───── Supplied records ─────

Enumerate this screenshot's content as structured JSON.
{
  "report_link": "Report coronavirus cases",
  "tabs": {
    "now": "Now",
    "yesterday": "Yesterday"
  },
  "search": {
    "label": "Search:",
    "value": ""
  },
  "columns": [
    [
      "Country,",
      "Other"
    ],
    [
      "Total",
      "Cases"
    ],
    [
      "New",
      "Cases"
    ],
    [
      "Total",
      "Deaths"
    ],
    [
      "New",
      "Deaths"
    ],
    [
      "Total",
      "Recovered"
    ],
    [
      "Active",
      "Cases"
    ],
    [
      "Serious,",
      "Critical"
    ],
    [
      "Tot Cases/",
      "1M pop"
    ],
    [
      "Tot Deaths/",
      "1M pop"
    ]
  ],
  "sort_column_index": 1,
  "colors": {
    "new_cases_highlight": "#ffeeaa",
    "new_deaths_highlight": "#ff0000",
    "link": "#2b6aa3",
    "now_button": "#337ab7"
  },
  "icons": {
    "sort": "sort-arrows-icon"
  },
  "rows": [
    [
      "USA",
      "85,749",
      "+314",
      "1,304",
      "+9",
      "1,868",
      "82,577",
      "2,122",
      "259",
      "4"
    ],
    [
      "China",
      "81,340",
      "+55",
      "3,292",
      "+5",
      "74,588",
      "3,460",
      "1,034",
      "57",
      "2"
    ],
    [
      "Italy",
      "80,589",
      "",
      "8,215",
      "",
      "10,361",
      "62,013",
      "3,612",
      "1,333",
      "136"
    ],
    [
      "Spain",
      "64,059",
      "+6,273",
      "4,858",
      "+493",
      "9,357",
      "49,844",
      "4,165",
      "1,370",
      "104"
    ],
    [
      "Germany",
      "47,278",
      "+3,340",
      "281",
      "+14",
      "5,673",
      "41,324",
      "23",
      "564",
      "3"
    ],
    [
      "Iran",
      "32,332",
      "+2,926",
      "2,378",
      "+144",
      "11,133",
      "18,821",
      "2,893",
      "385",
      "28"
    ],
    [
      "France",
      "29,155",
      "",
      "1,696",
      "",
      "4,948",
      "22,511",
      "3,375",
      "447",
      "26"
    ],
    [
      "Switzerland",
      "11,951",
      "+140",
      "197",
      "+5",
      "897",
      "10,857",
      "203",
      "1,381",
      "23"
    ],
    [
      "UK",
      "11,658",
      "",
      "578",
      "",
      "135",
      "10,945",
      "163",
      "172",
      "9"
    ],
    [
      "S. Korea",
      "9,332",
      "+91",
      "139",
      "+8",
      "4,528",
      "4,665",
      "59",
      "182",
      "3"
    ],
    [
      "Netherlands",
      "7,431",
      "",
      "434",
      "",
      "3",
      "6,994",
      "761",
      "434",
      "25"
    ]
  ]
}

─────

What is being asked:
Each entry above is to be transcribed exactly as it was written.

Response to this task:
Enumerate this screenshot's content as structured JSON.
{
  "report_link": "Report coronavirus cases",
  "tabs": {
    "now": "Now",
    "yesterday": "Yesterday"
  },
  "search": {
    "label": "Search:",
    "value": ""
  },
  "columns": [
    [
      "Country,",
      "Other"
    ],
    [
      "Total",
      "Cases"
    ],
    [
      "New",
      "Cases"
    ],
    [
      "Total",
      "Deaths"
    ],
    [
      "New",
      "Deaths"
    ],
    [
      "Total",
      "Recovered"
    ],
    [
      "Active",
      "Cases"
    ],
    [
      "Serious,",
      "Critical"
    ],
    [
      "Tot Cases/",
      "1M pop"
    ],
    [
      "Tot Deaths/",
      "1M pop"
    ]
  ],
  "sort_column_index": 1,
  "colors": {
    "new_cases_highlight": "#ffeeaa",
    "new_deaths_highlight": "#ff0000",
    "link": "#2b6aa3",
    "now_button": "#337ab7"
  },
  "icons": {
    "sort": "sort-arrows-icon"
  },
  "rows": [
    [
      "USA",
      "85,749",
      "+314",
      "1,304",
      "+9",
      "1,868",
      "82,577",
      "2,122",
      "259",
      "4"
    ],
    [
      "China",
      "81,340",
      "+55",
      "3,292",
      "+5",
      "74,588",
      "3,460",
      "1,034",
      "57",
      "2"
    ],
    [
      "Italy",
      "80,589",
      "",
      "8,215",
      "",
      "10,361",
      "62,013",
      "3,612",
      "1,333",
      "136"
    ],
    [
      "Spain",
      "64,059",
      "+6,273",
      "4,858",
      "+493",
      "9,357",
      "49,844",
      "4,165",
      "1,370",
      "104"
    ],
    [
      "Germany",
      "47,278",
      "+3,340",
      "281",
      "+14",
      "5,673",
      "41,324",
      "23",
      "564",
      "3"
    ],
    [
      "Iran",
      "32,332",
      "+2,926",
      "2,378",
      "+144",
      "11,133",
      "18,821",
      "2,893",
      "385",
      "28"
    ],
    [
      "France",
      "29,155",
      "",
      "1,696",
      "",
      "4,948",
      "22,511",
      "3,375",
      "447",
      "26"
    ],
    [
      "Switzerland",
      "11,951",
      "+140",
      "197",
      "+5",
      "897",
      "10,857",
      "203",
      "1,381",
      "23"
    ],
    [
      "UK",
      "11,658",
      "",
      "578",
      "",
      "135",
      "10,945",
      "163",
      "172",
      "9"
    ],
    [
      "S. Korea",
      "9,332",
      "+91",
      "139",
      "+8",
      "4,528",
      "4,665",
      "59",
      "182",
      "3"
    ],
    [
      "Netherlands",
      "7,431",
      "",
      "434",
      "",
      "3",
      "6,994",
      "761",
      "434",
      "25"
    ]
  ]
}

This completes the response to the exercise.